*** Records for this task ***

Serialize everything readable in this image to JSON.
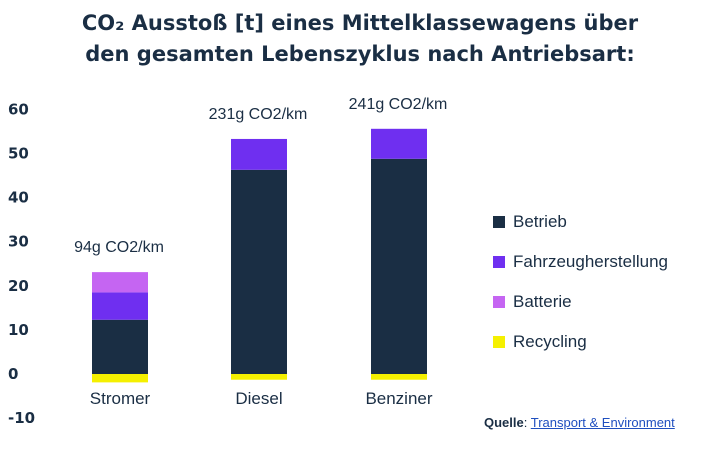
{
  "chart_data": {
    "type": "bar",
    "stacked": true,
    "title_line1": "CO₂ Ausstoß [t] eines Mittelklassewagens über",
    "title_line2": "den gesamten Lebenszyklus nach Antriebsart:",
    "categories": [
      "Stromer",
      "Diesel",
      "Benziner"
    ],
    "series": [
      {
        "name": "Betrieb",
        "values": [
          12.3,
          46.3,
          48.8
        ]
      },
      {
        "name": "Fahrzeugherstellung",
        "values": [
          6.2,
          7.0,
          6.8
        ]
      },
      {
        "name": "Batterie",
        "values": [
          4.6,
          0,
          0
        ]
      },
      {
        "name": "Recycling",
        "values": [
          -1.9,
          -1.3,
          -1.3
        ]
      }
    ],
    "annotations": [
      "94g CO2/km",
      "231g CO2/km",
      "241g CO2/km"
    ],
    "yticks": [
      "60",
      "50",
      "40",
      "30",
      "20",
      "10",
      "0",
      "-10"
    ],
    "ytick_values": [
      60,
      50,
      40,
      30,
      20,
      10,
      0,
      -10
    ],
    "ylim": [
      -10,
      60
    ],
    "grid": false,
    "legend_position": "right",
    "colors": {
      "Betrieb": "#1a2e44",
      "Fahrzeugherstellung": "#6f2ff0",
      "Batterie": "#c565f2",
      "Recycling": "#f5f000"
    }
  },
  "legend": [
    "Betrieb",
    "Fahrzeugherstellung",
    "Batterie",
    "Recycling"
  ],
  "source": {
    "label": "Quelle",
    "link_text": "Transport & Environment"
  }
}
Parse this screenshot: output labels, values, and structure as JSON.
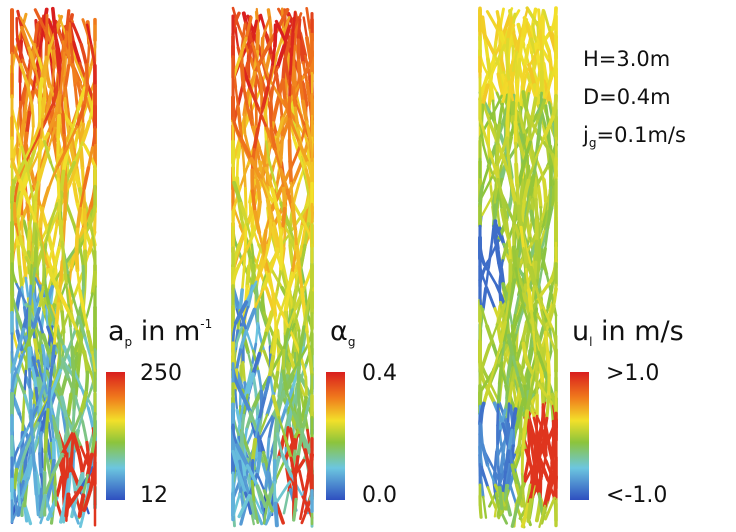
{
  "parameters": [
    {
      "symbol": "H",
      "value": "=3.0m"
    },
    {
      "symbol": "D",
      "value": "=0.4m"
    },
    {
      "symbol": "j",
      "subscript": "g",
      "value": "=0.1m/s"
    }
  ],
  "colorbars": [
    {
      "symbol": "a",
      "subscript": "p",
      "unit": " in m",
      "superscript": "-1",
      "max_label": "250",
      "min_label": "12"
    },
    {
      "symbol": "α",
      "subscript": "g",
      "max_label": "0.4",
      "min_label": "0.0"
    },
    {
      "symbol": "u",
      "subscript": "l",
      "unit": " in m/s",
      "max_label": ">1.0",
      "min_label": "<-1.0"
    }
  ]
}
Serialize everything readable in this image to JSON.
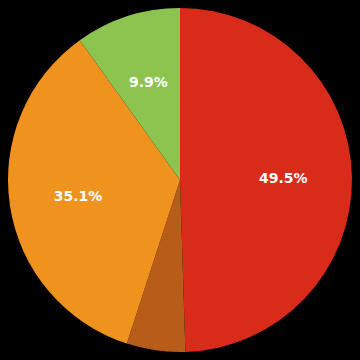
{
  "chart_data": {
    "type": "pie",
    "values": [
      49.5,
      5.5,
      35.1,
      9.9
    ],
    "value_labels": [
      "49.5%",
      null,
      "35.1%",
      "9.9%"
    ],
    "colors": [
      "#d92b1a",
      "#b85c1a",
      "#f0921e",
      "#8dc450"
    ],
    "data_labels": true
  }
}
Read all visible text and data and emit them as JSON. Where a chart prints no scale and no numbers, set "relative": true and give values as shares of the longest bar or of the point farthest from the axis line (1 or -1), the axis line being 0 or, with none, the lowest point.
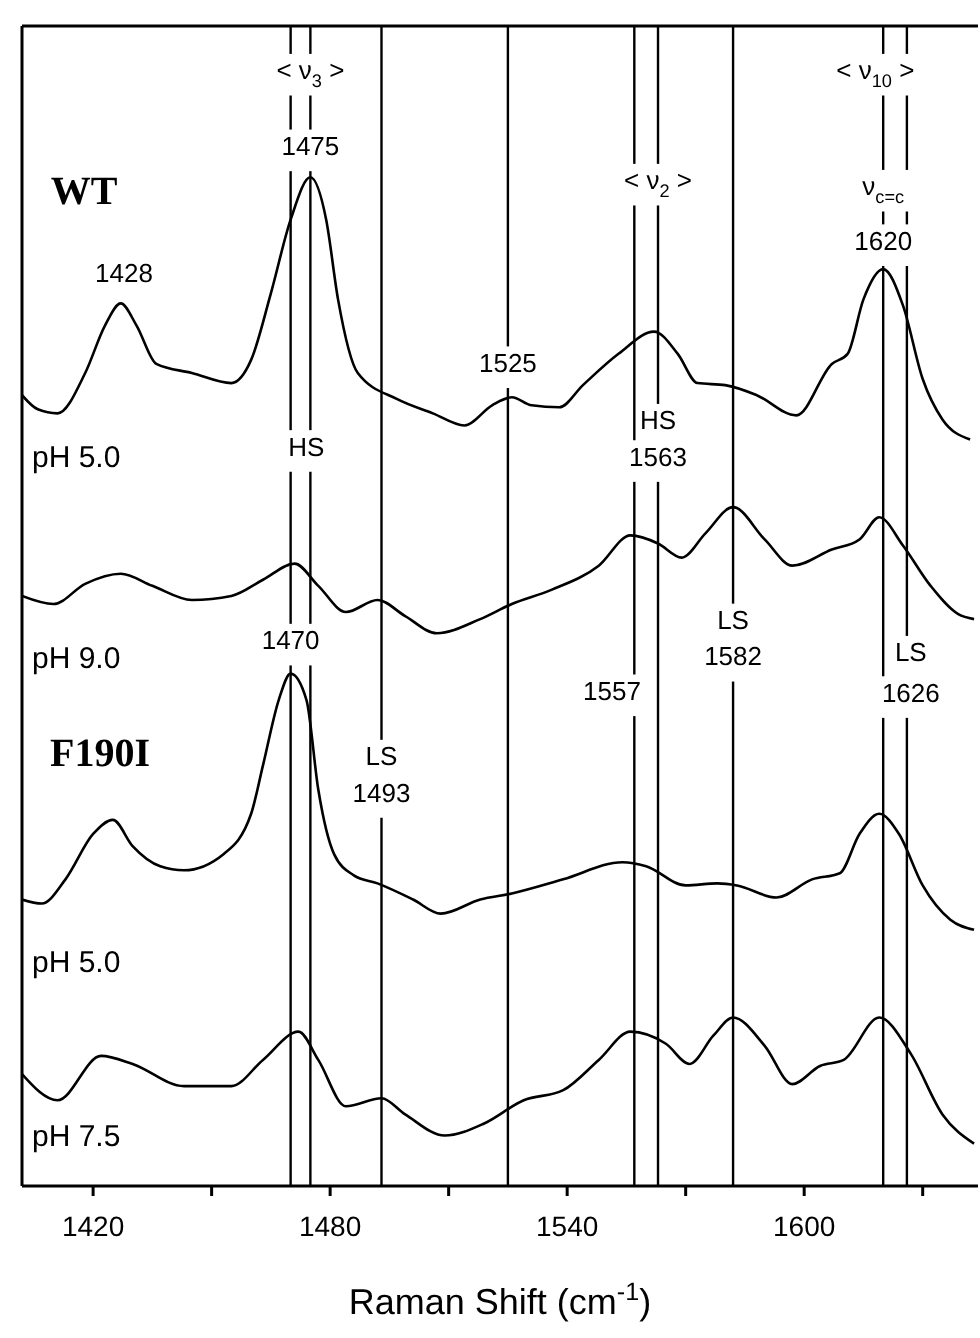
{
  "chart_data": {
    "type": "line",
    "relative": true,
    "xlabel": "Raman Shift (cm$^{-1}$)",
    "xlim": [
      1402,
      1644
    ],
    "xticks": [
      1420,
      {
        "value": 1450,
        "label": null
      },
      1480,
      {
        "value": 1510,
        "label": null
      },
      1540,
      {
        "value": 1570,
        "label": null
      },
      1600,
      {
        "value": 1630,
        "label": null
      }
    ],
    "marker": "none",
    "line_style": "solid",
    "legend": false,
    "grid": false,
    "series": [
      {
        "name": "pH 5.0",
        "color": "#000000",
        "x": [
          1402,
          1406,
          1411,
          1418,
          1423,
          1427,
          1431,
          1436,
          1445,
          1455,
          1460,
          1465,
          1470,
          1475,
          1479,
          1482,
          1487,
          1497,
          1506,
          1514,
          1521,
          1526,
          1531,
          1538,
          1544,
          1553,
          1562,
          1568,
          1573,
          1580,
          1588,
          1598,
          1607,
          1611,
          1615,
          1620,
          1625,
          1630,
          1635,
          1642
        ],
        "values": [
          0.784,
          0.77,
          0.766,
          0.806,
          0.853,
          0.875,
          0.853,
          0.815,
          0.806,
          0.796,
          0.819,
          0.885,
          0.958,
          1.0,
          0.958,
          0.879,
          0.806,
          0.78,
          0.766,
          0.754,
          0.774,
          0.782,
          0.774,
          0.772,
          0.794,
          0.825,
          0.847,
          0.825,
          0.796,
          0.794,
          0.784,
          0.764,
          0.815,
          0.825,
          0.879,
          0.909,
          0.873,
          0.8,
          0.76,
          0.74
        ]
      },
      {
        "name": "pH 9.0",
        "color": "#000000",
        "x": [
          1402,
          1410,
          1418,
          1427,
          1435,
          1445,
          1455,
          1463,
          1471,
          1477,
          1484,
          1492,
          1499,
          1507,
          1518,
          1526,
          1536,
          1548,
          1556,
          1563,
          1569,
          1575,
          1582,
          1590,
          1597,
          1607,
          1614,
          1619,
          1625,
          1632,
          1639,
          1643
        ],
        "values": [
          0.585,
          0.577,
          0.597,
          0.607,
          0.595,
          0.581,
          0.585,
          0.601,
          0.617,
          0.595,
          0.569,
          0.581,
          0.565,
          0.548,
          0.562,
          0.577,
          0.591,
          0.615,
          0.645,
          0.637,
          0.623,
          0.647,
          0.673,
          0.641,
          0.615,
          0.631,
          0.641,
          0.663,
          0.635,
          0.595,
          0.567,
          0.562
        ]
      },
      {
        "name": "pH 5.0",
        "color": "#000000",
        "x": [
          1402,
          1407,
          1413,
          1420,
          1425,
          1430,
          1437,
          1443,
          1453,
          1460,
          1463,
          1467,
          1470,
          1474,
          1477,
          1481,
          1486,
          1492,
          1501,
          1508,
          1518,
          1526,
          1539,
          1554,
          1560,
          1570,
          1578,
          1583,
          1593,
          1602,
          1609,
          1614,
          1619,
          1624,
          1630,
          1637,
          1643
        ],
        "values": [
          0.284,
          0.28,
          0.304,
          0.349,
          0.363,
          0.337,
          0.317,
          0.313,
          0.329,
          0.369,
          0.417,
          0.482,
          0.508,
          0.482,
          0.393,
          0.329,
          0.308,
          0.3,
          0.284,
          0.27,
          0.284,
          0.29,
          0.304,
          0.321,
          0.317,
          0.298,
          0.3,
          0.298,
          0.286,
          0.304,
          0.31,
          0.349,
          0.369,
          0.349,
          0.298,
          0.264,
          0.254
        ]
      },
      {
        "name": "pH 7.5",
        "color": "#000000",
        "x": [
          1402,
          1411,
          1422,
          1430,
          1443,
          1455,
          1463,
          1472,
          1477,
          1484,
          1493,
          1499,
          1509,
          1519,
          1529,
          1539,
          1548,
          1556,
          1565,
          1571,
          1577,
          1582,
          1590,
          1597,
          1604,
          1610,
          1619,
          1627,
          1635,
          1643
        ],
        "values": [
          0.111,
          0.085,
          0.129,
          0.121,
          0.099,
          0.099,
          0.125,
          0.153,
          0.125,
          0.079,
          0.087,
          0.071,
          0.05,
          0.062,
          0.085,
          0.095,
          0.125,
          0.153,
          0.141,
          0.121,
          0.149,
          0.167,
          0.139,
          0.101,
          0.119,
          0.125,
          0.167,
          0.131,
          0.071,
          0.042
        ]
      }
    ],
    "ref_lines": [
      {
        "axis": "x",
        "value": 1470,
        "color": "#000000"
      },
      {
        "axis": "x",
        "value": 1475,
        "color": "#000000"
      },
      {
        "axis": "x",
        "value": 1493,
        "color": "#000000"
      },
      {
        "axis": "x",
        "value": 1525,
        "color": "#000000"
      },
      {
        "axis": "x",
        "value": 1557,
        "color": "#000000"
      },
      {
        "axis": "x",
        "value": 1563,
        "color": "#000000"
      },
      {
        "axis": "x",
        "value": 1582,
        "color": "#000000"
      },
      {
        "axis": "x",
        "value": 1620,
        "color": "#000000"
      },
      {
        "axis": "x",
        "value": 1626,
        "color": "#000000"
      }
    ],
    "annotations": [
      {
        "text": "< ν$_{3}$ >",
        "x": 1475,
        "y": 1.103
      },
      {
        "text": "< ν$_{10}$ >",
        "x": 1618,
        "y": 1.103
      },
      {
        "text": "< ν$_{2}$ >",
        "x": 1563,
        "y": 0.994
      },
      {
        "text": "ν$_{c=c}$",
        "x": 1620,
        "y": 0.988
      },
      "WT",
      "F190I",
      "1428",
      {
        "text": "1475",
        "x": 1475,
        "y": 1.028
      },
      {
        "text": "1525",
        "x": 1525,
        "y": 0.813
      },
      {
        "text": "1620",
        "x": 1620,
        "y": 0.934
      },
      {
        "text": "HS",
        "x": 1474,
        "y": 0.73
      },
      {
        "text": "HS",
        "x": 1563,
        "y": 0.756
      },
      {
        "text": "1563",
        "x": 1563,
        "y": 0.72
      },
      {
        "text": "1470",
        "x": 1470,
        "y": 0.538
      },
      {
        "text": "LS",
        "x": 1493,
        "y": 0.423
      },
      {
        "text": "1493",
        "x": 1493,
        "y": 0.387
      },
      "1557",
      {
        "text": "LS",
        "x": 1582,
        "y": 0.558
      },
      {
        "text": "1582",
        "x": 1582,
        "y": 0.522
      },
      {
        "text": "LS",
        "x": 1627,
        "y": 0.526
      },
      {
        "text": "1626",
        "x": 1627,
        "y": 0.486
      }
    ]
  }
}
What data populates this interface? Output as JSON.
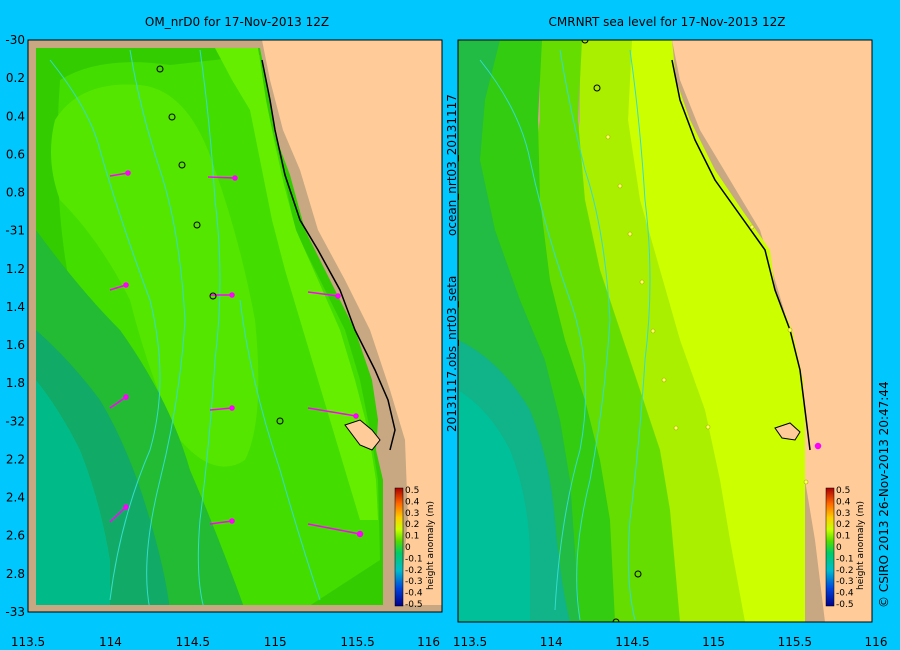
{
  "colors": {
    "background": "#00c8ff",
    "land": "#ffcc99",
    "shelf": "#c8a882",
    "arrow": "#ff00ff"
  },
  "left_panel": {
    "title": "OM_nrD0 for 17-Nov-2013 12Z",
    "y_ticks": [
      "-30",
      "0.2",
      "0.4",
      "0.6",
      "0.8",
      "-31",
      "1.2",
      "1.4",
      "1.6",
      "1.8",
      "-32",
      "2.2",
      "2.4",
      "2.6",
      "2.8",
      "-33"
    ],
    "x_ticks": [
      "113.5",
      "114",
      "114.5",
      "115",
      "115.5",
      "116"
    ]
  },
  "right_panel": {
    "title": "CMRNRT sea level  for 17-Nov-2013 12Z",
    "x_ticks": [
      "113.5",
      "114",
      "114.5",
      "115",
      "115.5",
      "116"
    ]
  },
  "colorbar": {
    "label": "height anomaly (m)",
    "ticks": [
      "0.5",
      "0.4",
      "0.3",
      "0.2",
      "0.1",
      "0",
      "-0.1",
      "-0.2",
      "-0.3",
      "-0.4",
      "-0.5"
    ]
  },
  "side_texts": {
    "file_label": "20131117.obs_nrt03_seta",
    "run_label": "ocean_nrt03_20131117",
    "copyright": "© CSIRO 2013  26-Nov-2013 20:47:44"
  }
}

***

— Task instructions —
List all lines from the entries that include the word "Recycling".

— Answer in full —
        "name": "Recycling",
      "Recycling": "#f5f000"
    "Recycling"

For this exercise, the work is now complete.